Exercise objective
Copy out each line that has "signal" in it.

Material for the task
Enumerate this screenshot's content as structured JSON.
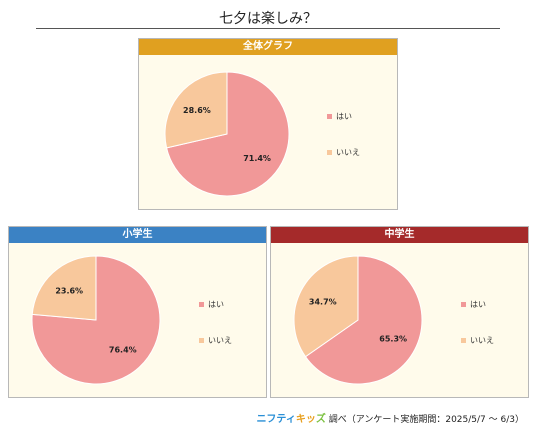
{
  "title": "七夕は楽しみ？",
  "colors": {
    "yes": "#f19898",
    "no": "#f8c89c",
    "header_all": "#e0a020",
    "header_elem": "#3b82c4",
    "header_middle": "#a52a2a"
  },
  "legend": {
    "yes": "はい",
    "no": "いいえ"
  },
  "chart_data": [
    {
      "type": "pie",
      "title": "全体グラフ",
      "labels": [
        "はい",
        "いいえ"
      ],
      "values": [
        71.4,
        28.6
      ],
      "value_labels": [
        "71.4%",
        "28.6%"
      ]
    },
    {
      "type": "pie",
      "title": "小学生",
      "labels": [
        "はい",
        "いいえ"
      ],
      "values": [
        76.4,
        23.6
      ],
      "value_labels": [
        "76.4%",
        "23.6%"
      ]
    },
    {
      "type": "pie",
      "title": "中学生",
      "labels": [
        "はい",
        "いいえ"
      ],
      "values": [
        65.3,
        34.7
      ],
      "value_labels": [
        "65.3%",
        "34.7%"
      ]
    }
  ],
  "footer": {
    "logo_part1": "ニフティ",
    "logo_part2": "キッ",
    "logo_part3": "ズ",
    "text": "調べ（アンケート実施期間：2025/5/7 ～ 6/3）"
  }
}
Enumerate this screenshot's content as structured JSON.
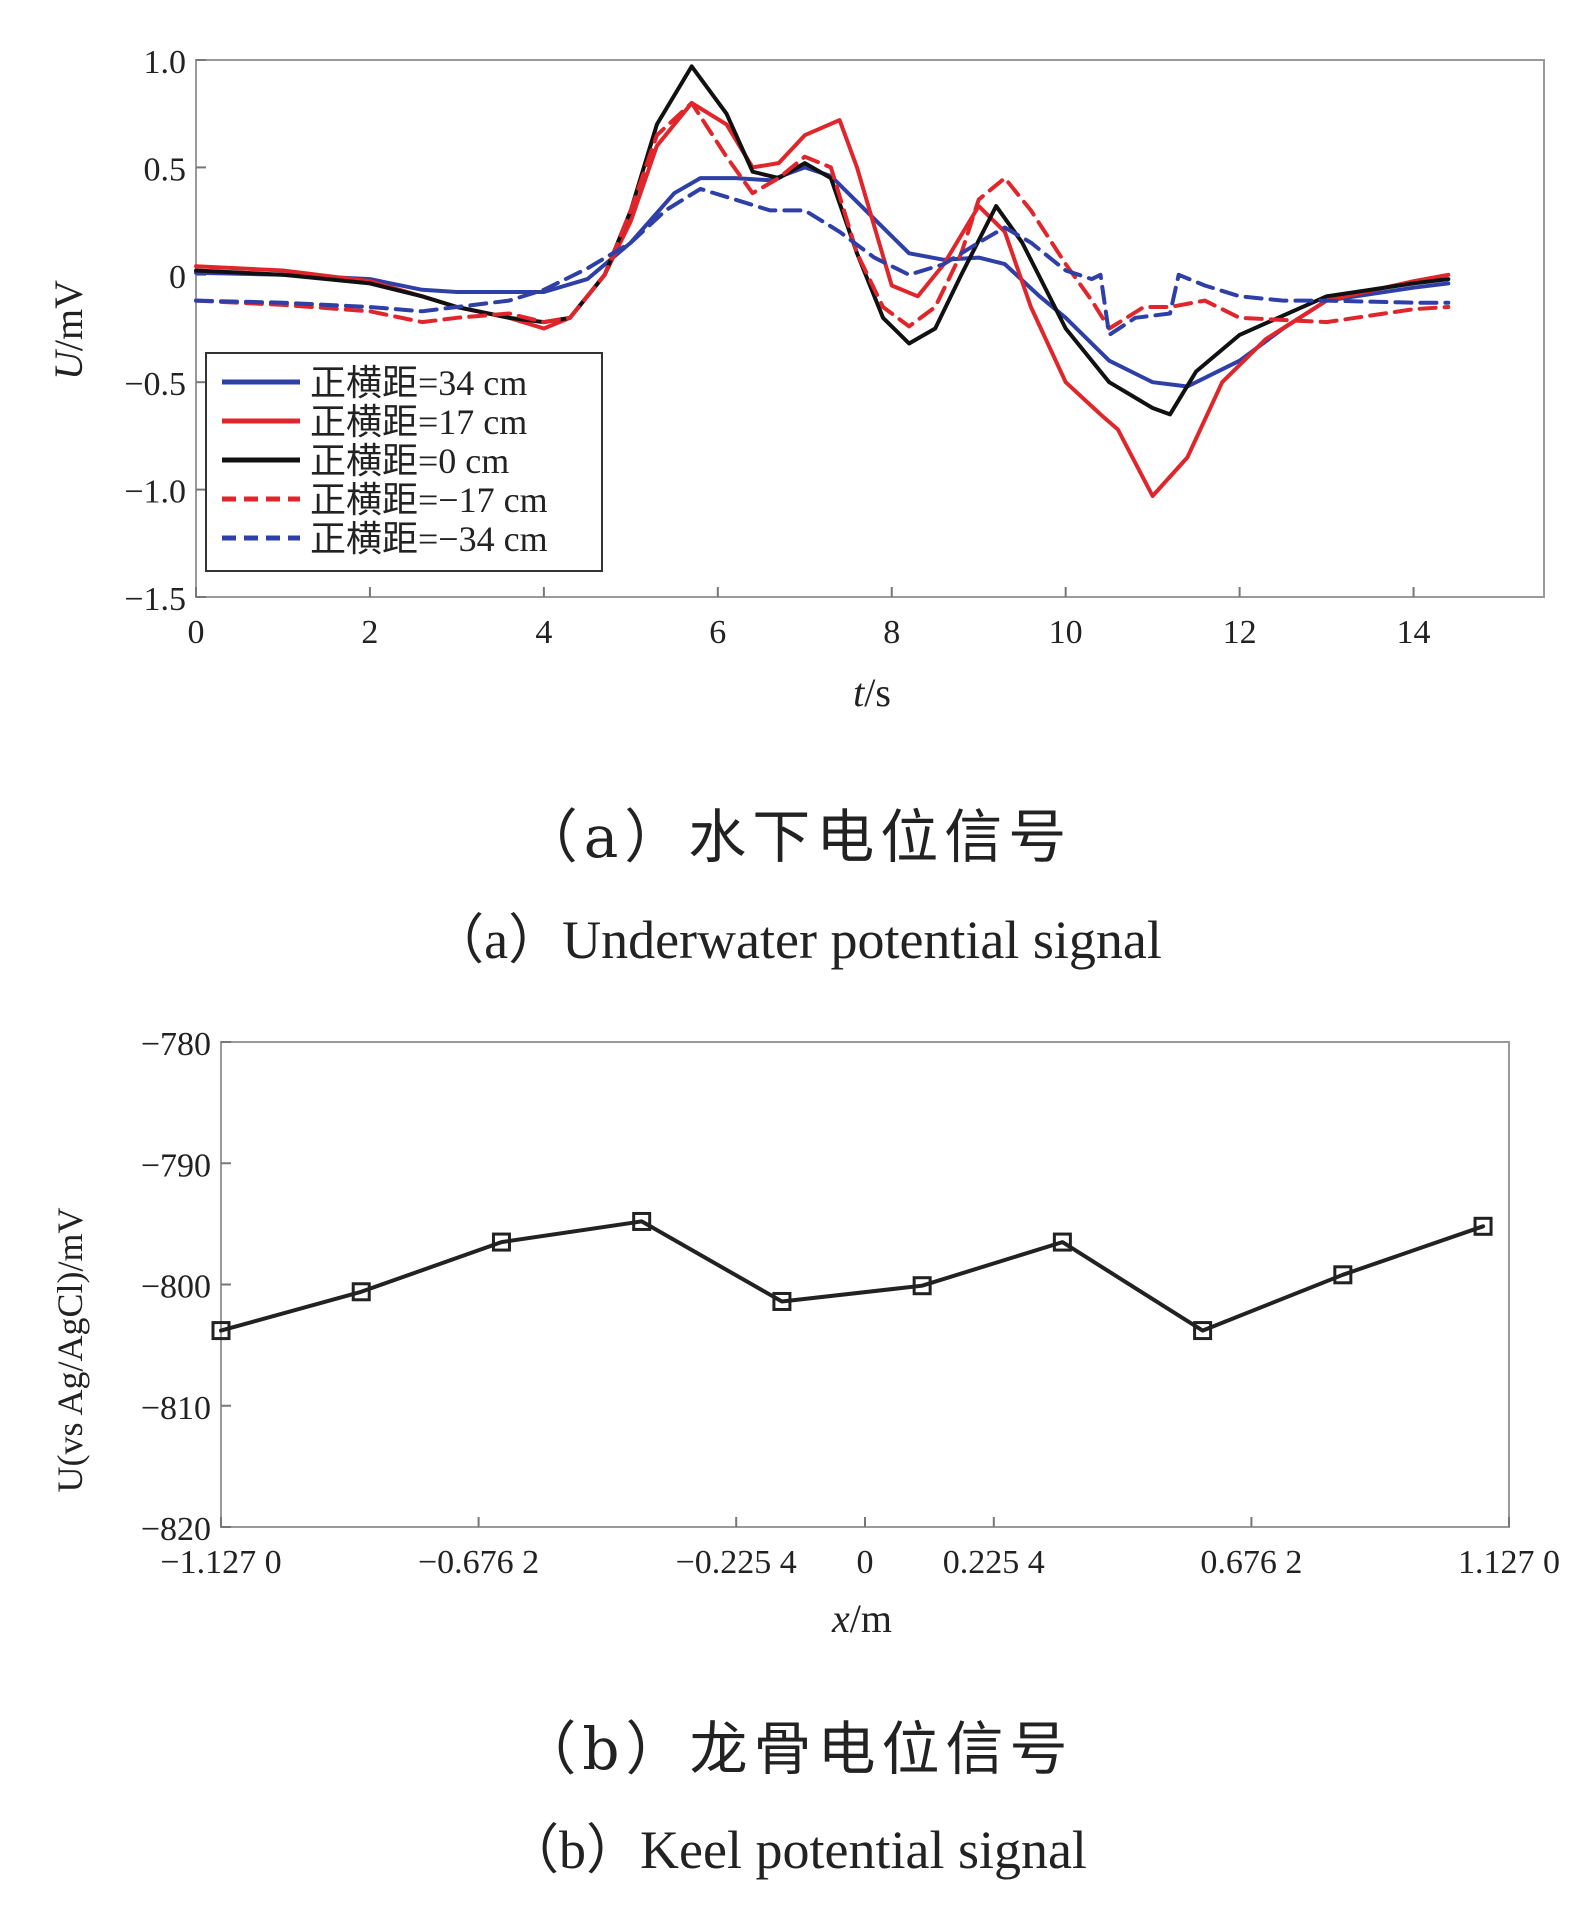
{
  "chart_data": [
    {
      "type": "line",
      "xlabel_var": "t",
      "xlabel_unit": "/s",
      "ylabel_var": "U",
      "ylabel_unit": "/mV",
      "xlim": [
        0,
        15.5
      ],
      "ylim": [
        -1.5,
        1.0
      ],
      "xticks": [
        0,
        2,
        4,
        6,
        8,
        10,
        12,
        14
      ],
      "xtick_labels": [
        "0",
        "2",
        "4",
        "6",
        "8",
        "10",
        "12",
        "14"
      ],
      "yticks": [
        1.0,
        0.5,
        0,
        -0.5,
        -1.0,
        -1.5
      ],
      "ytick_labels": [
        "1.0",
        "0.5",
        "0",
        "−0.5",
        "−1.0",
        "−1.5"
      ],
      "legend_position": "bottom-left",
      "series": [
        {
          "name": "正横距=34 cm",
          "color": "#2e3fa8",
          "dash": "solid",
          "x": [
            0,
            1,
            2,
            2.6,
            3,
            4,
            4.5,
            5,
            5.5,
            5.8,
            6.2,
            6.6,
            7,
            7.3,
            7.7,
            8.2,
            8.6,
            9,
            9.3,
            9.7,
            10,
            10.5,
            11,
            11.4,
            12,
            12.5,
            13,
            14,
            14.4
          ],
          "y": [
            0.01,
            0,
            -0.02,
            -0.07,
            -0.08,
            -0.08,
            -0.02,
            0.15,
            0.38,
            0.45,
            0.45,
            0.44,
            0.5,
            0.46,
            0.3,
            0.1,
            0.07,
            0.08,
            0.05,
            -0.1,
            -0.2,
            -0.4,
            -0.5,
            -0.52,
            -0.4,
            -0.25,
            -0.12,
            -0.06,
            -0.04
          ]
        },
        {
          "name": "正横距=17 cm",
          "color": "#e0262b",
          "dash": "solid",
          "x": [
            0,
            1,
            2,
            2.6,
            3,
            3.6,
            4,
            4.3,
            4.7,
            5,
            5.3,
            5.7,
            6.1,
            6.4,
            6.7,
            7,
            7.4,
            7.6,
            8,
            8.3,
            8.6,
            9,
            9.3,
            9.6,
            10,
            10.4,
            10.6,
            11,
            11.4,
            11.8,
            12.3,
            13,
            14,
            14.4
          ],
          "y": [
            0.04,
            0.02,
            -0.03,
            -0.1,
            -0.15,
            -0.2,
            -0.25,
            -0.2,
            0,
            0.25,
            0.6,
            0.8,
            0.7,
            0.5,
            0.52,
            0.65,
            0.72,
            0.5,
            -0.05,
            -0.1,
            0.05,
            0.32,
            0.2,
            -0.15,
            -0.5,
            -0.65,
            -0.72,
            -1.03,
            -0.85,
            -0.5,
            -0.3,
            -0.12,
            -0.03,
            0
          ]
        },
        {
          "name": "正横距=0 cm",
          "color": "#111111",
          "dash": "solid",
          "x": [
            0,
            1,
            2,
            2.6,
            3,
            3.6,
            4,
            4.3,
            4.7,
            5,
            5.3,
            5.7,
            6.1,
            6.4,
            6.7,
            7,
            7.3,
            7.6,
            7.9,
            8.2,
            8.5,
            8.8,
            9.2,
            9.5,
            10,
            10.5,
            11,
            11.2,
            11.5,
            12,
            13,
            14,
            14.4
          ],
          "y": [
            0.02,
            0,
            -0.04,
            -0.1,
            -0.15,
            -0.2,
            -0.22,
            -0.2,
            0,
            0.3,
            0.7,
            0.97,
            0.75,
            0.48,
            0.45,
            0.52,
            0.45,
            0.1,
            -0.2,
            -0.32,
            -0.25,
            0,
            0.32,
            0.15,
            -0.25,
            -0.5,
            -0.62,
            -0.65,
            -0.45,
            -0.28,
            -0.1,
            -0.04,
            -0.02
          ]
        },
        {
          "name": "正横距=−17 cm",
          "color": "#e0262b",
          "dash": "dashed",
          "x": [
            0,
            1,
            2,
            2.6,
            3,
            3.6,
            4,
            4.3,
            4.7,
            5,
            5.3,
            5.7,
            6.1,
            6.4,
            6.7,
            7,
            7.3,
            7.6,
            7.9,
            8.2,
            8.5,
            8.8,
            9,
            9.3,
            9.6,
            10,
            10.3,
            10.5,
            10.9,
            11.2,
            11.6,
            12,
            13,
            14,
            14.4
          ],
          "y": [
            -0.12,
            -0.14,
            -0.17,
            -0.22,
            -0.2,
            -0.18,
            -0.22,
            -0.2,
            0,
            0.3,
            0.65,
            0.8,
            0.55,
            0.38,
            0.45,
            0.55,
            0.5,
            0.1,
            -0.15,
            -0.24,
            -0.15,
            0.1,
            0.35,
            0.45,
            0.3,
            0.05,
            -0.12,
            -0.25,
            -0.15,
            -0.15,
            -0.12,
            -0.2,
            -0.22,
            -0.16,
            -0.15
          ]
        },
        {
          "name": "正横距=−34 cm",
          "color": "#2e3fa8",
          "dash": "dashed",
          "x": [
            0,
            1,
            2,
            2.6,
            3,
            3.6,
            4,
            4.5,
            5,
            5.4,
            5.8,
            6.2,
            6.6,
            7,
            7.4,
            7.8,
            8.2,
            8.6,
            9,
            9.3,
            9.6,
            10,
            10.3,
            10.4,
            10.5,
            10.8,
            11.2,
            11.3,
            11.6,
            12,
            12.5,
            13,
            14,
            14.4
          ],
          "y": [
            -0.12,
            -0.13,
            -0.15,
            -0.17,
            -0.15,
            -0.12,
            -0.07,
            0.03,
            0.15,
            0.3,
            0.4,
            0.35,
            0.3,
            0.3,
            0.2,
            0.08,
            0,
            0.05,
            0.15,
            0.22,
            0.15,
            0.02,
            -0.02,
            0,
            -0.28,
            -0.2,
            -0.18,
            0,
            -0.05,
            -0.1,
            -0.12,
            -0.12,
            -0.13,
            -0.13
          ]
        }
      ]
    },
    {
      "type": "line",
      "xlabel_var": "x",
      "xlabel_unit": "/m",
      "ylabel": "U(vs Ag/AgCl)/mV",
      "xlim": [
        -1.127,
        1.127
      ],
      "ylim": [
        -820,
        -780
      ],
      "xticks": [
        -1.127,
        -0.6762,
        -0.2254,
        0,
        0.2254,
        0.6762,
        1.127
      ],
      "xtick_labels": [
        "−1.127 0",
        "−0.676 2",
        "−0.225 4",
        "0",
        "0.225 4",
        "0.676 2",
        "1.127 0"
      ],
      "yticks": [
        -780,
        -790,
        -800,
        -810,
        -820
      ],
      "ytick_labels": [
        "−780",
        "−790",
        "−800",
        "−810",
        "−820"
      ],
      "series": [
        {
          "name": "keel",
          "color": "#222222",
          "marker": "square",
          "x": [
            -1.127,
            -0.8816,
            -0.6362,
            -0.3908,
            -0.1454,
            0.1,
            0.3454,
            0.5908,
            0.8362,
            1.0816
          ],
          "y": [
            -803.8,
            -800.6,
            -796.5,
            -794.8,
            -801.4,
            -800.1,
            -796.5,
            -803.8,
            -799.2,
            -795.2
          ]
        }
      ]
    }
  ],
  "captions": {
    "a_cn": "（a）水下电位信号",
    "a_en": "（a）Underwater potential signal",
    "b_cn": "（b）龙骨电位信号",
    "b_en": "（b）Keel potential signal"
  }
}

Exercise result
    "a_en": "（a）Underwater potential signal",
    "b_en": "（b）Keel potential signal"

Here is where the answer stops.